[START Material supplied]
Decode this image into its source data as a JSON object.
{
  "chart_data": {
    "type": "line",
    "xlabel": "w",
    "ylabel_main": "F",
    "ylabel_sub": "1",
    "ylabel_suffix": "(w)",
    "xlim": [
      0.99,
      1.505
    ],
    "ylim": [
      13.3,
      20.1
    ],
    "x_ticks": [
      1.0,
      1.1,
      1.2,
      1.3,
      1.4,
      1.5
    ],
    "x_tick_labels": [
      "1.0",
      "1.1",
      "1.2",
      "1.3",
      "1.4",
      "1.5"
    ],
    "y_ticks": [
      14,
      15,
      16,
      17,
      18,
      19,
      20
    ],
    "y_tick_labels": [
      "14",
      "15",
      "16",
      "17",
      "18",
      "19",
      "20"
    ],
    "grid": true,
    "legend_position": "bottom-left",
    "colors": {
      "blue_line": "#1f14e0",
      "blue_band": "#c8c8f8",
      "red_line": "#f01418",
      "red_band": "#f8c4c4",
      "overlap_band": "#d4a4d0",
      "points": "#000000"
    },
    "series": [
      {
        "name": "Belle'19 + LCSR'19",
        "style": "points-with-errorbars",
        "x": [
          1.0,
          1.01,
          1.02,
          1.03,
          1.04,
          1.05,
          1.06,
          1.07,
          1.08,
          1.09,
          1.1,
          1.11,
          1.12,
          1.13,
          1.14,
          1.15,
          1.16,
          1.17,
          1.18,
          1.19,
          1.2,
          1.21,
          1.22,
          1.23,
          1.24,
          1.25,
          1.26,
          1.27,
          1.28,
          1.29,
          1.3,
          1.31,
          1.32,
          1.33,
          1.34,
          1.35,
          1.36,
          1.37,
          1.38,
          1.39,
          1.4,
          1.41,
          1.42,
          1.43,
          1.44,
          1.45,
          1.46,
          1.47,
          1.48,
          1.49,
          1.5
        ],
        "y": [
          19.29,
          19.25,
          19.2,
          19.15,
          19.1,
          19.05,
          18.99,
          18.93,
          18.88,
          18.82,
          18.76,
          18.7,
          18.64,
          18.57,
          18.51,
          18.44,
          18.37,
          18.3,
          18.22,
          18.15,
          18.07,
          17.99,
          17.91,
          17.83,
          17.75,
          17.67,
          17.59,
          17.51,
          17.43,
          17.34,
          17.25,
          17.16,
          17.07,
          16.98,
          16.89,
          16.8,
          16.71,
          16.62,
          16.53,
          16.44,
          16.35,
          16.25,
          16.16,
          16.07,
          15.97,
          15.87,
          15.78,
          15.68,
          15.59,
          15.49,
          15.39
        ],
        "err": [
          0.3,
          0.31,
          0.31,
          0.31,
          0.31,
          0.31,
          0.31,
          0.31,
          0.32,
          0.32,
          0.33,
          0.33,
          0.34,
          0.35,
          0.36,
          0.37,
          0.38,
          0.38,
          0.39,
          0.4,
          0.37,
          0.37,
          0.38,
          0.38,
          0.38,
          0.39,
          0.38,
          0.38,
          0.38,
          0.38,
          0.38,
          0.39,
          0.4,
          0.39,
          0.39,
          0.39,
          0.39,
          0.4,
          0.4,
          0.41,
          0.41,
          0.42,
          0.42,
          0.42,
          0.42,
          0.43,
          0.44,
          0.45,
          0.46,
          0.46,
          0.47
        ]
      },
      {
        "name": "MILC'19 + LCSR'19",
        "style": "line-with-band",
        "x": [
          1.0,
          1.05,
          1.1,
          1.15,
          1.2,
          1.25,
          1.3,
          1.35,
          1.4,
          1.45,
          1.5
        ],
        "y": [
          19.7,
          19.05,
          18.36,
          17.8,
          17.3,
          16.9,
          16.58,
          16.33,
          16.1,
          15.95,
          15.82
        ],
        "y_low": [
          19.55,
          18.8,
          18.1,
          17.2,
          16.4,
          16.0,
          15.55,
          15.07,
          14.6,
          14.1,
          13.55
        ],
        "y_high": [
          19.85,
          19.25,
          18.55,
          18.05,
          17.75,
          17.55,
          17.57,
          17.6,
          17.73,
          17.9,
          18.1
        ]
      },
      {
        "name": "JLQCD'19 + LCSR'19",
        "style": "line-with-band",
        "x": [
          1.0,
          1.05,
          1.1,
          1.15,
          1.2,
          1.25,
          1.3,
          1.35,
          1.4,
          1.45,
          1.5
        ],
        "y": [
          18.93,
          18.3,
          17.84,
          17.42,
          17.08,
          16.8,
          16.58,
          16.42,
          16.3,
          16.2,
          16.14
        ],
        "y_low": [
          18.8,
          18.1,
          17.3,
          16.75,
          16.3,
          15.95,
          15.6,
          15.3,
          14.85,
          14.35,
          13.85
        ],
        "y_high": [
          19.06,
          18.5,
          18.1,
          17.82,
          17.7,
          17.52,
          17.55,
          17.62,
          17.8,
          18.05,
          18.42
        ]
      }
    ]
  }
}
[END Material supplied]
Given task — Reproduce all the records precisely.

Result of this task —
Decode this image into its source data as a JSON object.
{
  "chart_data": {
    "type": "line",
    "xlabel": "w",
    "ylabel_main": "F",
    "ylabel_sub": "1",
    "ylabel_suffix": "(w)",
    "xlim": [
      0.99,
      1.505
    ],
    "ylim": [
      13.3,
      20.1
    ],
    "x_ticks": [
      1.0,
      1.1,
      1.2,
      1.3,
      1.4,
      1.5
    ],
    "x_tick_labels": [
      "1.0",
      "1.1",
      "1.2",
      "1.3",
      "1.4",
      "1.5"
    ],
    "y_ticks": [
      14,
      15,
      16,
      17,
      18,
      19,
      20
    ],
    "y_tick_labels": [
      "14",
      "15",
      "16",
      "17",
      "18",
      "19",
      "20"
    ],
    "grid": true,
    "legend_position": "bottom-left",
    "colors": {
      "blue_line": "#1f14e0",
      "blue_band": "#c8c8f8",
      "red_line": "#f01418",
      "red_band": "#f8c4c4",
      "overlap_band": "#d4a4d0",
      "points": "#000000"
    },
    "series": [
      {
        "name": "Belle'19 + LCSR'19",
        "style": "points-with-errorbars",
        "x": [
          1.0,
          1.01,
          1.02,
          1.03,
          1.04,
          1.05,
          1.06,
          1.07,
          1.08,
          1.09,
          1.1,
          1.11,
          1.12,
          1.13,
          1.14,
          1.15,
          1.16,
          1.17,
          1.18,
          1.19,
          1.2,
          1.21,
          1.22,
          1.23,
          1.24,
          1.25,
          1.26,
          1.27,
          1.28,
          1.29,
          1.3,
          1.31,
          1.32,
          1.33,
          1.34,
          1.35,
          1.36,
          1.37,
          1.38,
          1.39,
          1.4,
          1.41,
          1.42,
          1.43,
          1.44,
          1.45,
          1.46,
          1.47,
          1.48,
          1.49,
          1.5
        ],
        "y": [
          19.29,
          19.25,
          19.2,
          19.15,
          19.1,
          19.05,
          18.99,
          18.93,
          18.88,
          18.82,
          18.76,
          18.7,
          18.64,
          18.57,
          18.51,
          18.44,
          18.37,
          18.3,
          18.22,
          18.15,
          18.07,
          17.99,
          17.91,
          17.83,
          17.75,
          17.67,
          17.59,
          17.51,
          17.43,
          17.34,
          17.25,
          17.16,
          17.07,
          16.98,
          16.89,
          16.8,
          16.71,
          16.62,
          16.53,
          16.44,
          16.35,
          16.25,
          16.16,
          16.07,
          15.97,
          15.87,
          15.78,
          15.68,
          15.59,
          15.49,
          15.39
        ],
        "err": [
          0.3,
          0.31,
          0.31,
          0.31,
          0.31,
          0.31,
          0.31,
          0.31,
          0.32,
          0.32,
          0.33,
          0.33,
          0.34,
          0.35,
          0.36,
          0.37,
          0.38,
          0.38,
          0.39,
          0.4,
          0.37,
          0.37,
          0.38,
          0.38,
          0.38,
          0.39,
          0.38,
          0.38,
          0.38,
          0.38,
          0.38,
          0.39,
          0.4,
          0.39,
          0.39,
          0.39,
          0.39,
          0.4,
          0.4,
          0.41,
          0.41,
          0.42,
          0.42,
          0.42,
          0.42,
          0.43,
          0.44,
          0.45,
          0.46,
          0.46,
          0.47
        ]
      },
      {
        "name": "MILC'19 + LCSR'19",
        "style": "line-with-band",
        "x": [
          1.0,
          1.05,
          1.1,
          1.15,
          1.2,
          1.25,
          1.3,
          1.35,
          1.4,
          1.45,
          1.5
        ],
        "y": [
          19.7,
          19.05,
          18.36,
          17.8,
          17.3,
          16.9,
          16.58,
          16.33,
          16.1,
          15.95,
          15.82
        ],
        "y_low": [
          19.55,
          18.8,
          18.1,
          17.2,
          16.4,
          16.0,
          15.55,
          15.07,
          14.6,
          14.1,
          13.55
        ],
        "y_high": [
          19.85,
          19.25,
          18.55,
          18.05,
          17.75,
          17.55,
          17.57,
          17.6,
          17.73,
          17.9,
          18.1
        ]
      },
      {
        "name": "JLQCD'19 + LCSR'19",
        "style": "line-with-band",
        "x": [
          1.0,
          1.05,
          1.1,
          1.15,
          1.2,
          1.25,
          1.3,
          1.35,
          1.4,
          1.45,
          1.5
        ],
        "y": [
          18.93,
          18.3,
          17.84,
          17.42,
          17.08,
          16.8,
          16.58,
          16.42,
          16.3,
          16.2,
          16.14
        ],
        "y_low": [
          18.8,
          18.1,
          17.3,
          16.75,
          16.3,
          15.95,
          15.6,
          15.3,
          14.85,
          14.35,
          13.85
        ],
        "y_high": [
          19.06,
          18.5,
          18.1,
          17.82,
          17.7,
          17.52,
          17.55,
          17.62,
          17.8,
          18.05,
          18.42
        ]
      }
    ]
  }
}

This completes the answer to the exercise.